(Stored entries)

::::::

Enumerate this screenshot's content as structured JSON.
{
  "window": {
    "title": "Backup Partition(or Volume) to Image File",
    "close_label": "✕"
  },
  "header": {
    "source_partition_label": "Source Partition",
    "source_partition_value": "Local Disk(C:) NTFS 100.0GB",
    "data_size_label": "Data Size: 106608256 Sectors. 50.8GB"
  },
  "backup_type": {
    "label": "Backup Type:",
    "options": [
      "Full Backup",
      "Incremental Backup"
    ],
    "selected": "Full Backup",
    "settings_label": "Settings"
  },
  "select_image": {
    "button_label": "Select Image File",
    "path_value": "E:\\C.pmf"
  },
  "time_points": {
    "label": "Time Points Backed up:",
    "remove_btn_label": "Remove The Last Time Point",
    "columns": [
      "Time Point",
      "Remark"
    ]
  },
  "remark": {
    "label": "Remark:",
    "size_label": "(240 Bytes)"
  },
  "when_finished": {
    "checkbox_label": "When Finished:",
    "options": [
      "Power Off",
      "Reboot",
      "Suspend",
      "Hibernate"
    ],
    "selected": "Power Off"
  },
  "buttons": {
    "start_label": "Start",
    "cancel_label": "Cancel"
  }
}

::::::

Exercise task: Transcribe every entry exactly, omitting nothing.

Reply to the task:
Enumerate this screenshot's content as structured JSON.
{
  "window": {
    "title": "Backup Partition(or Volume) to Image File",
    "close_label": "✕"
  },
  "header": {
    "source_partition_label": "Source Partition",
    "source_partition_value": "Local Disk(C:) NTFS 100.0GB",
    "data_size_label": "Data Size: 106608256 Sectors. 50.8GB"
  },
  "backup_type": {
    "label": "Backup Type:",
    "options": [
      "Full Backup",
      "Incremental Backup"
    ],
    "selected": "Full Backup",
    "settings_label": "Settings"
  },
  "select_image": {
    "button_label": "Select Image File",
    "path_value": "E:\\C.pmf"
  },
  "time_points": {
    "label": "Time Points Backed up:",
    "remove_btn_label": "Remove The Last Time Point",
    "columns": [
      "Time Point",
      "Remark"
    ]
  },
  "remark": {
    "label": "Remark:",
    "size_label": "(240 Bytes)"
  },
  "when_finished": {
    "checkbox_label": "When Finished:",
    "options": [
      "Power Off",
      "Reboot",
      "Suspend",
      "Hibernate"
    ],
    "selected": "Power Off"
  },
  "buttons": {
    "start_label": "Start",
    "cancel_label": "Cancel"
  }
}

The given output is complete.